*What to do:* From the entries below, list each line with "xlabel".

*Information given:*
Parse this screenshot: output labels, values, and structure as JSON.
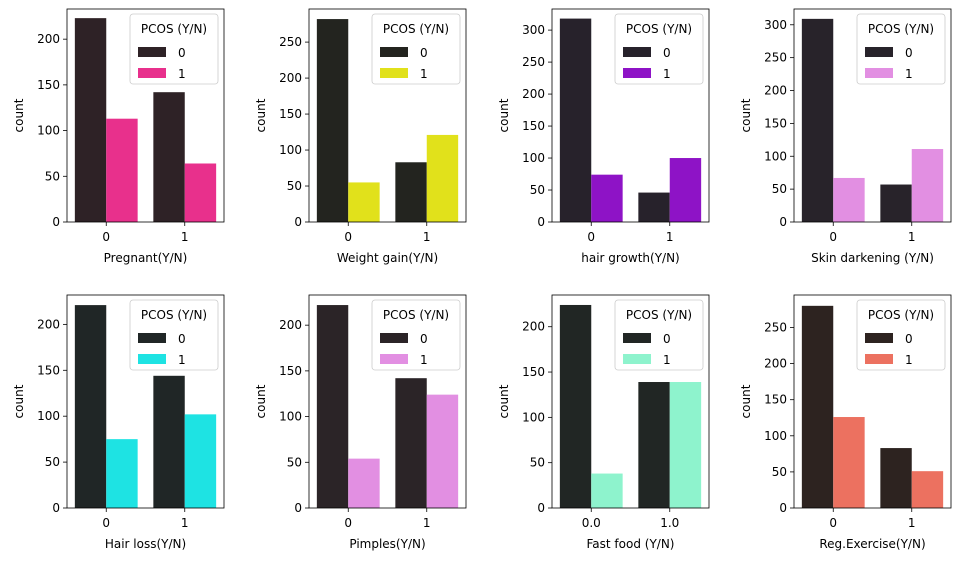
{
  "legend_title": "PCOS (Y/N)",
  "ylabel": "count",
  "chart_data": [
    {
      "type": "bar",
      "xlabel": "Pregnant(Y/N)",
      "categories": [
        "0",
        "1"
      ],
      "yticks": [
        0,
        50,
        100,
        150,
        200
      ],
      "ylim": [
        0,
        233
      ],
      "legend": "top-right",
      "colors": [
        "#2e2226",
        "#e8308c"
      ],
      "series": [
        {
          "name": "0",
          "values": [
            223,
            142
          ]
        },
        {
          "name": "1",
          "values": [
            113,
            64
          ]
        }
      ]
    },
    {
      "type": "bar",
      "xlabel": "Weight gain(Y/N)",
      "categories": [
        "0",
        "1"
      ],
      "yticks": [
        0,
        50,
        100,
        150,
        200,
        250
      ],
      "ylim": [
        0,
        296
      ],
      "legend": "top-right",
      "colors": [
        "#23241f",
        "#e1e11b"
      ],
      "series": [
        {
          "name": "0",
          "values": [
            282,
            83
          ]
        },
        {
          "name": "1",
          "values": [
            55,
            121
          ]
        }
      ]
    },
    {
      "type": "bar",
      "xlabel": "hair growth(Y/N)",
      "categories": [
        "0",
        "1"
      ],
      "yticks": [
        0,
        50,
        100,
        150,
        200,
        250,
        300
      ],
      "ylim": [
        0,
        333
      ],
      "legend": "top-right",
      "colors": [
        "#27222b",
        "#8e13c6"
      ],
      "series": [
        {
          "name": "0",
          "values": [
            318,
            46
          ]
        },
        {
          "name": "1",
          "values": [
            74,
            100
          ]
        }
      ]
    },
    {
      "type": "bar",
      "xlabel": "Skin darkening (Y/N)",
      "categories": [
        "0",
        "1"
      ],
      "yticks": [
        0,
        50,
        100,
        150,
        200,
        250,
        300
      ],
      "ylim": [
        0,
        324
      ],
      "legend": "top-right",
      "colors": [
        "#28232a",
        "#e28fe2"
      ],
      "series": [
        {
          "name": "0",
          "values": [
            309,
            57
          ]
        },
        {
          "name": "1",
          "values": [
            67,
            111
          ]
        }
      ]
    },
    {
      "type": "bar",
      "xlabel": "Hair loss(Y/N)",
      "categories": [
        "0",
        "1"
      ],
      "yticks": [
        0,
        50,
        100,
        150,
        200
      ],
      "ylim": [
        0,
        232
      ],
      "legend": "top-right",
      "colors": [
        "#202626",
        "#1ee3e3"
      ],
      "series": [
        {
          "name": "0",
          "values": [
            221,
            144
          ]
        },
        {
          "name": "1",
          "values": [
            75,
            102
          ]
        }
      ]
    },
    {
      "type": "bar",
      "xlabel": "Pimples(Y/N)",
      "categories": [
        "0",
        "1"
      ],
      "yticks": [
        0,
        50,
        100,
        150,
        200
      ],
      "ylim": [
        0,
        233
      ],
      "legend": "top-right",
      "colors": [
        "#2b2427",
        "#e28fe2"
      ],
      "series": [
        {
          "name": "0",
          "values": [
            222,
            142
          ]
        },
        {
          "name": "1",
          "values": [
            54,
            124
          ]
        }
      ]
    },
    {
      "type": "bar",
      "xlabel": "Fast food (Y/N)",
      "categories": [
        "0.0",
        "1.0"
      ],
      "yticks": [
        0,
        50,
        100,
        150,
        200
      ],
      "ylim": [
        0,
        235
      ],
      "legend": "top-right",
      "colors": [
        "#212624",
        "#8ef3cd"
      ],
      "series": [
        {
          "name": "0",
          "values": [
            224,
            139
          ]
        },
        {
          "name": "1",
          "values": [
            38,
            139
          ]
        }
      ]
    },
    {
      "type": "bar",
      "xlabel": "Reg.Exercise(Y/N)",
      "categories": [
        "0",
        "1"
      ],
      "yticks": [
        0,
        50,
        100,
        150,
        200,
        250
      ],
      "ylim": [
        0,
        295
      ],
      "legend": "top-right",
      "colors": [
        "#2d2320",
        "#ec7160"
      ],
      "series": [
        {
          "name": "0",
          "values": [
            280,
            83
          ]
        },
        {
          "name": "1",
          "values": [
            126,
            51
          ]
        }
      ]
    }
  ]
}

*Response:*
      "xlabel": "Pregnant(Y/N)",
      "xlabel": "Weight gain(Y/N)",
      "xlabel": "hair growth(Y/N)",
      "xlabel": "Skin darkening (Y/N)",
      "xlabel": "Hair loss(Y/N)",
      "xlabel": "Pimples(Y/N)",
      "xlabel": "Fast food (Y/N)",
      "xlabel": "Reg.Exercise(Y/N)",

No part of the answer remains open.